Requirement: Here are some entries; quote each one exactly.

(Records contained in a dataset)
* * *

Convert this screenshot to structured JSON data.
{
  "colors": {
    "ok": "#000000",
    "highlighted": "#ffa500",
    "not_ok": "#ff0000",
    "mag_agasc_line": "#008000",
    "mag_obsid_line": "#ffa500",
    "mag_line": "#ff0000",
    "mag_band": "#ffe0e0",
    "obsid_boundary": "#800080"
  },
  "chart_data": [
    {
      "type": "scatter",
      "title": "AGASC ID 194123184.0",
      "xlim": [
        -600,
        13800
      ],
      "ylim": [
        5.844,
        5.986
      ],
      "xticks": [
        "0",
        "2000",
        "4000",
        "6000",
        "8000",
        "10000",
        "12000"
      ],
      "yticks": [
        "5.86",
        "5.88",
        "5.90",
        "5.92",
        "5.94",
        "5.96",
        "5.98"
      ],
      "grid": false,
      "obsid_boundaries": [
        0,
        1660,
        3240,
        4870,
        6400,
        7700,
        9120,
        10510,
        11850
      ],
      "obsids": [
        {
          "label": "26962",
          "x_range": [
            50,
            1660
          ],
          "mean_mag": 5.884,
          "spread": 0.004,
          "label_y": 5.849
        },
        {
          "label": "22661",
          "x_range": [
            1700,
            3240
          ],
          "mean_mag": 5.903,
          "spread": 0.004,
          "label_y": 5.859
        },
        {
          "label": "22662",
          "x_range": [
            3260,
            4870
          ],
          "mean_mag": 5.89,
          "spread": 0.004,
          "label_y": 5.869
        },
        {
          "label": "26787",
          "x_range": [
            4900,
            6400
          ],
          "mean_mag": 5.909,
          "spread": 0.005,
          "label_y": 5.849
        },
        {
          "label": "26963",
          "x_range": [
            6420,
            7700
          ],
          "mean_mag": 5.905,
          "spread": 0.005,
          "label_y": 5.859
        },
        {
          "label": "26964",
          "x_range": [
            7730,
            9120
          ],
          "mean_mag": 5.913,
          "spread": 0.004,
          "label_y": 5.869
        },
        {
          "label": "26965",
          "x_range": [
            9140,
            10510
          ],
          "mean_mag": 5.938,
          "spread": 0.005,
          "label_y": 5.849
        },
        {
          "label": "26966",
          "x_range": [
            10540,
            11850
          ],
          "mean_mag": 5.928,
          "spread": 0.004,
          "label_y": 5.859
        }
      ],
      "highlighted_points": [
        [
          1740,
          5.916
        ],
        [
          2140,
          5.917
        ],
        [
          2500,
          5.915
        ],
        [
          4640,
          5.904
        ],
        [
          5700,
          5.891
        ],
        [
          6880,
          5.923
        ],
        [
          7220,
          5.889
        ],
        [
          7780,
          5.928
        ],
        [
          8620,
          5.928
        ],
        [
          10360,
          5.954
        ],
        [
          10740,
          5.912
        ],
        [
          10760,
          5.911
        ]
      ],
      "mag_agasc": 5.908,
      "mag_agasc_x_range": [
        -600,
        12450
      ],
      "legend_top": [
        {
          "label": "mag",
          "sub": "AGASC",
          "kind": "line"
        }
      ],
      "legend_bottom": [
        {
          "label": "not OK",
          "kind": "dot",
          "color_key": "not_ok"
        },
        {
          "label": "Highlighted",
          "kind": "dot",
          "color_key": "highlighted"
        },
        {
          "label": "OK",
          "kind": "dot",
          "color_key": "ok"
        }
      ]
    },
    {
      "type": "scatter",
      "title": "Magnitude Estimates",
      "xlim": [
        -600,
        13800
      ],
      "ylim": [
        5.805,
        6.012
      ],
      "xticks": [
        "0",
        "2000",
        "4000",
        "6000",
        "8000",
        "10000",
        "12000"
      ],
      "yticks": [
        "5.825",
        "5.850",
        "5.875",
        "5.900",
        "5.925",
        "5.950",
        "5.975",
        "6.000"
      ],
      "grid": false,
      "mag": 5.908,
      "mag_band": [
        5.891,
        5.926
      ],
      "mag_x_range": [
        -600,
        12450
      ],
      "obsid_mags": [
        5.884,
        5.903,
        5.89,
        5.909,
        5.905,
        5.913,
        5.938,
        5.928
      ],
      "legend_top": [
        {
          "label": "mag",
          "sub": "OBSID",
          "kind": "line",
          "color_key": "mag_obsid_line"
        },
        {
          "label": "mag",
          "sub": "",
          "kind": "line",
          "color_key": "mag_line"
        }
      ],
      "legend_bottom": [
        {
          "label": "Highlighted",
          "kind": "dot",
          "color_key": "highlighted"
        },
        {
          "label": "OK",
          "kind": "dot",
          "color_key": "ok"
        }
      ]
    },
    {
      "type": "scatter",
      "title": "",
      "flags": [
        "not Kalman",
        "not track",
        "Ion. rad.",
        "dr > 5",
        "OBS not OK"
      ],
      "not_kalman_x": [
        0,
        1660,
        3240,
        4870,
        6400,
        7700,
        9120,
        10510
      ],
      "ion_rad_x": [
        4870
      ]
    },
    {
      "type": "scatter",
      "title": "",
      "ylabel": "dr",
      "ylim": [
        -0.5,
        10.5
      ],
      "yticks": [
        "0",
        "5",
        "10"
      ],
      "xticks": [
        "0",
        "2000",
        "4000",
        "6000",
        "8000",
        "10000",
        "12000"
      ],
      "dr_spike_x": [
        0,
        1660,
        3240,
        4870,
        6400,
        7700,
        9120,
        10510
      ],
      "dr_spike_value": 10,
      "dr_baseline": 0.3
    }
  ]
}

* * *

Result of the task:
Convert this screenshot to structured JSON data.
{
  "colors": {
    "ok": "#000000",
    "highlighted": "#ffa500",
    "not_ok": "#ff0000",
    "mag_agasc_line": "#008000",
    "mag_obsid_line": "#ffa500",
    "mag_line": "#ff0000",
    "mag_band": "#ffe0e0",
    "obsid_boundary": "#800080"
  },
  "chart_data": [
    {
      "type": "scatter",
      "title": "AGASC ID 194123184.0",
      "xlim": [
        -600,
        13800
      ],
      "ylim": [
        5.844,
        5.986
      ],
      "xticks": [
        "0",
        "2000",
        "4000",
        "6000",
        "8000",
        "10000",
        "12000"
      ],
      "yticks": [
        "5.86",
        "5.88",
        "5.90",
        "5.92",
        "5.94",
        "5.96",
        "5.98"
      ],
      "grid": false,
      "obsid_boundaries": [
        0,
        1660,
        3240,
        4870,
        6400,
        7700,
        9120,
        10510,
        11850
      ],
      "obsids": [
        {
          "label": "26962",
          "x_range": [
            50,
            1660
          ],
          "mean_mag": 5.884,
          "spread": 0.004,
          "label_y": 5.849
        },
        {
          "label": "22661",
          "x_range": [
            1700,
            3240
          ],
          "mean_mag": 5.903,
          "spread": 0.004,
          "label_y": 5.859
        },
        {
          "label": "22662",
          "x_range": [
            3260,
            4870
          ],
          "mean_mag": 5.89,
          "spread": 0.004,
          "label_y": 5.869
        },
        {
          "label": "26787",
          "x_range": [
            4900,
            6400
          ],
          "mean_mag": 5.909,
          "spread": 0.005,
          "label_y": 5.849
        },
        {
          "label": "26963",
          "x_range": [
            6420,
            7700
          ],
          "mean_mag": 5.905,
          "spread": 0.005,
          "label_y": 5.859
        },
        {
          "label": "26964",
          "x_range": [
            7730,
            9120
          ],
          "mean_mag": 5.913,
          "spread": 0.004,
          "label_y": 5.869
        },
        {
          "label": "26965",
          "x_range": [
            9140,
            10510
          ],
          "mean_mag": 5.938,
          "spread": 0.005,
          "label_y": 5.849
        },
        {
          "label": "26966",
          "x_range": [
            10540,
            11850
          ],
          "mean_mag": 5.928,
          "spread": 0.004,
          "label_y": 5.859
        }
      ],
      "highlighted_points": [
        [
          1740,
          5.916
        ],
        [
          2140,
          5.917
        ],
        [
          2500,
          5.915
        ],
        [
          4640,
          5.904
        ],
        [
          5700,
          5.891
        ],
        [
          6880,
          5.923
        ],
        [
          7220,
          5.889
        ],
        [
          7780,
          5.928
        ],
        [
          8620,
          5.928
        ],
        [
          10360,
          5.954
        ],
        [
          10740,
          5.912
        ],
        [
          10760,
          5.911
        ]
      ],
      "mag_agasc": 5.908,
      "mag_agasc_x_range": [
        -600,
        12450
      ],
      "legend_top": [
        {
          "label": "mag",
          "sub": "AGASC",
          "kind": "line"
        }
      ],
      "legend_bottom": [
        {
          "label": "not OK",
          "kind": "dot",
          "color_key": "not_ok"
        },
        {
          "label": "Highlighted",
          "kind": "dot",
          "color_key": "highlighted"
        },
        {
          "label": "OK",
          "kind": "dot",
          "color_key": "ok"
        }
      ]
    },
    {
      "type": "scatter",
      "title": "Magnitude Estimates",
      "xlim": [
        -600,
        13800
      ],
      "ylim": [
        5.805,
        6.012
      ],
      "xticks": [
        "0",
        "2000",
        "4000",
        "6000",
        "8000",
        "10000",
        "12000"
      ],
      "yticks": [
        "5.825",
        "5.850",
        "5.875",
        "5.900",
        "5.925",
        "5.950",
        "5.975",
        "6.000"
      ],
      "grid": false,
      "mag": 5.908,
      "mag_band": [
        5.891,
        5.926
      ],
      "mag_x_range": [
        -600,
        12450
      ],
      "obsid_mags": [
        5.884,
        5.903,
        5.89,
        5.909,
        5.905,
        5.913,
        5.938,
        5.928
      ],
      "legend_top": [
        {
          "label": "mag",
          "sub": "OBSID",
          "kind": "line",
          "color_key": "mag_obsid_line"
        },
        {
          "label": "mag",
          "sub": "",
          "kind": "line",
          "color_key": "mag_line"
        }
      ],
      "legend_bottom": [
        {
          "label": "Highlighted",
          "kind": "dot",
          "color_key": "highlighted"
        },
        {
          "label": "OK",
          "kind": "dot",
          "color_key": "ok"
        }
      ]
    },
    {
      "type": "scatter",
      "title": "",
      "flags": [
        "not Kalman",
        "not track",
        "Ion. rad.",
        "dr > 5",
        "OBS not OK"
      ],
      "not_kalman_x": [
        0,
        1660,
        3240,
        4870,
        6400,
        7700,
        9120,
        10510
      ],
      "ion_rad_x": [
        4870
      ]
    },
    {
      "type": "scatter",
      "title": "",
      "ylabel": "dr",
      "ylim": [
        -0.5,
        10.5
      ],
      "yticks": [
        "0",
        "5",
        "10"
      ],
      "xticks": [
        "0",
        "2000",
        "4000",
        "6000",
        "8000",
        "10000",
        "12000"
      ],
      "dr_spike_x": [
        0,
        1660,
        3240,
        4870,
        6400,
        7700,
        9120,
        10510
      ],
      "dr_spike_value": 10,
      "dr_baseline": 0.3
    }
  ]
}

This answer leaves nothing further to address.